• _Document text_
* * * * * * *

    The Calm Before The Storm (detail), 2018, VR

    Inside the headset—after one’s eyes have adjusted to the simulation—there is an otherworldly, magenta sky and rolling hills covered with high definition wild grass that sways loosely in the imaginary wind. A distant thunderstorm makes itself known through the headphones, and every few minutes it syncs up with a crack of lightning—a straight white line against the landscape, hinting at the digital reality of the world. In my own experience with the installation, I became disoriented when I found that the simulation was lacking a virtual body for the user. During past experiences with VR I have participated in immersive video-games in which the computer usually provides a digital dummy to stand in for my own body. In these games, the player’s digital body serves no real purpose other than to ground its physical counterpart in the virtual space, and the decision to withhold this grounding element from The Calm’s digital world strikes me as significant.

    The Calm Before The Storm (detail), 2018, VR

    While suspended, I could not help but contemplate the sense of separation of mind and body brought on by my lack of a digital vessel, in spite of my ability to utilize all of my senses. This disembodiment of the user speaks to the disassociation between humans and nature outlined in the statement for the exhibition. It would seem initially that this virtual experience of nature is inherently limited, and that while the technology responsible for creating these worlds is remarkable and immersive, it can never accurately reproduce the real thing. However according to the organizers, “The Calm Before The Storm, is a simulated environment mimicking an organic phenomena pushing users further into a hyper reality.” This leads me to believe that the intent was not to fully recreate an authentic natural experience, but rather to push the viewer’s personal disassociation with the natural, while simultaneously using the virtual experience as a tool to restrain, limit, or otherwise control the user’s interaction with the physical space of the installation. To be dropped into a world so close to familiar, yet so far from any non-virtual reality is disconcerting. The landscape is recognizable, yet just a bit too saturated. The scents are familiar, but faint and concentrated to one area. The user has the ability to reach out and feel the grass in front of them, only to be met with a plastic interpretation of the real thing. In my view, this pushes the idea that technological advancement—while convenient and, in many ways a true marker of human innovation—plays an active role in progressing and further enabling not only mankind’s disassociation with nature, but also mankind’s disassociation with our impact on nature.
* * * * * * *
(Data for understanding documents)
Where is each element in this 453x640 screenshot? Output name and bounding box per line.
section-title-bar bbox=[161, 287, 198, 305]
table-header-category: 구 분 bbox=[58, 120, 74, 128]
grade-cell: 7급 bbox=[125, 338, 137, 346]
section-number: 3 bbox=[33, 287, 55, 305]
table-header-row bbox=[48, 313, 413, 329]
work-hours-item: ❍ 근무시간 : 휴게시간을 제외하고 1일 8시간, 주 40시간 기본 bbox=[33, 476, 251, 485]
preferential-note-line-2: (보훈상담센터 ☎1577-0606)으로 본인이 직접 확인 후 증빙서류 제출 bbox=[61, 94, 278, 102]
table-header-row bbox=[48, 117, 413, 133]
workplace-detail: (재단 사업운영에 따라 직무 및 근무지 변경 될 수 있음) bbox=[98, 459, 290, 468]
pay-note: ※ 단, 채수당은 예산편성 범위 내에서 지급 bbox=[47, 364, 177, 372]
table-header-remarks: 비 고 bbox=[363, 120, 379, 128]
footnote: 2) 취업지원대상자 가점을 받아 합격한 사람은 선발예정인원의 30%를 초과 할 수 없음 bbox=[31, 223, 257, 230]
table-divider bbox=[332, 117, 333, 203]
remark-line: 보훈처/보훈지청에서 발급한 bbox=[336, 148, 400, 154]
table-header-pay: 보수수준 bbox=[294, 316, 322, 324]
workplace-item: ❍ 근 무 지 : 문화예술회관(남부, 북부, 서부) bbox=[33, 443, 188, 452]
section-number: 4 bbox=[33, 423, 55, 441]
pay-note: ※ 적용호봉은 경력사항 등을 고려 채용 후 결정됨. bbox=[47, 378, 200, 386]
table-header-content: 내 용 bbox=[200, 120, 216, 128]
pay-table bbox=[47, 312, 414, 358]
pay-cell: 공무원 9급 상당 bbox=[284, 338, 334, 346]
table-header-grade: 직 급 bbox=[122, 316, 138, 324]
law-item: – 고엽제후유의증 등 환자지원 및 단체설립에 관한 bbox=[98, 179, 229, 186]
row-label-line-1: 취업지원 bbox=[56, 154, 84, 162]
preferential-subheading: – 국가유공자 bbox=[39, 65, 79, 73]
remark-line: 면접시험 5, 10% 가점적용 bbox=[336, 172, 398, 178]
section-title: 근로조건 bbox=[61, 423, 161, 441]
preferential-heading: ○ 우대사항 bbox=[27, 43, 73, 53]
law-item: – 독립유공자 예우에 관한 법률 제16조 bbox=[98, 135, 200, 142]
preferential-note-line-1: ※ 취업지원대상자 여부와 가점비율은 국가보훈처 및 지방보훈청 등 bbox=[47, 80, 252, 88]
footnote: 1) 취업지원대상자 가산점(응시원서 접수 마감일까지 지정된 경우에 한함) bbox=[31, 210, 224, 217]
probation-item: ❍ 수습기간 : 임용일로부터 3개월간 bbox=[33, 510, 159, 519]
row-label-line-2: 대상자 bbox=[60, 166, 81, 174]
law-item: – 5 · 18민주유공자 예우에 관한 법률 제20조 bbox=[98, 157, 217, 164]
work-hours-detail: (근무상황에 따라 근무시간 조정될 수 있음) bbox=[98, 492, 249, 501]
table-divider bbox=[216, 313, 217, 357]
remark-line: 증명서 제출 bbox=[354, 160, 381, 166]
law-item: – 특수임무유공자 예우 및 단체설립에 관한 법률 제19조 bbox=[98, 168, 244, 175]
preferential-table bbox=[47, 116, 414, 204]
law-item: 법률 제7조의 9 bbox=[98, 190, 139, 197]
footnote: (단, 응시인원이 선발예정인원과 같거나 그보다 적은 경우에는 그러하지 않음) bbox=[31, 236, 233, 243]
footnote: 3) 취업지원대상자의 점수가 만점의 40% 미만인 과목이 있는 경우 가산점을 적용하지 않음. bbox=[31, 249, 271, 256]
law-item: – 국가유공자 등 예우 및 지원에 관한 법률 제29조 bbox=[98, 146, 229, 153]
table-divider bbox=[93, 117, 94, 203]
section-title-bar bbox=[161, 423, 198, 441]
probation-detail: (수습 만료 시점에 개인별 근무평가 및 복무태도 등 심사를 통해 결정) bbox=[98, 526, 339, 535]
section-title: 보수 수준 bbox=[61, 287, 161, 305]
* * * * * * *
• _Problem_
Resume the essay on the VR installation The Calm Before The Storm, starting right after its final sentence, which ends "our impact on nature."

• _Answer for this exercise_
    Sara Law, Spaghetti Vest, 2018, 59.25 x 34 inches

    These ideas are furthered by the exhibition’s layout. The central feature of the room is obviously the installation, however scattered around the space are paintings, made by Law, which—when viewed in tandem with the VR installation—take on an ethereal, almost eerie presence informed by the landscape within the headset. The paintings also enhance the already strange dynamic between any given exhibition visitor and the current VR installation user, given that they are arranged around the installation space, placing the current user of the headset at centerstage, so to speak. While attempting to make one’s way around the rest of the space to view each individual painting, one cannot help but take part in the more voyeuristic aspect of the exhibition, watching the user. This may very well be the most interesting part of the experience, as with any VR experience. Why would anyone not want to watch a friend, family member, or even a stranger wander aimlessly around looking dazed and confused with a computer strapped to their face, reacting to nothing? It is undeniably entertaining, however there is something also a bit off-putting about watching an individual completely succumb to the hardware strapped to their body and lose themselves in the artificiality of the simulation. It is not necessarily a bad feeling, but rather a feeling similar to that which one feels while watching a storm slowly close in on the horizon, something deeply unsettling, but also immeasurably exciting.


    The Calm Before The Storm ran at the Albany-Carroll Arts Building, June 2018.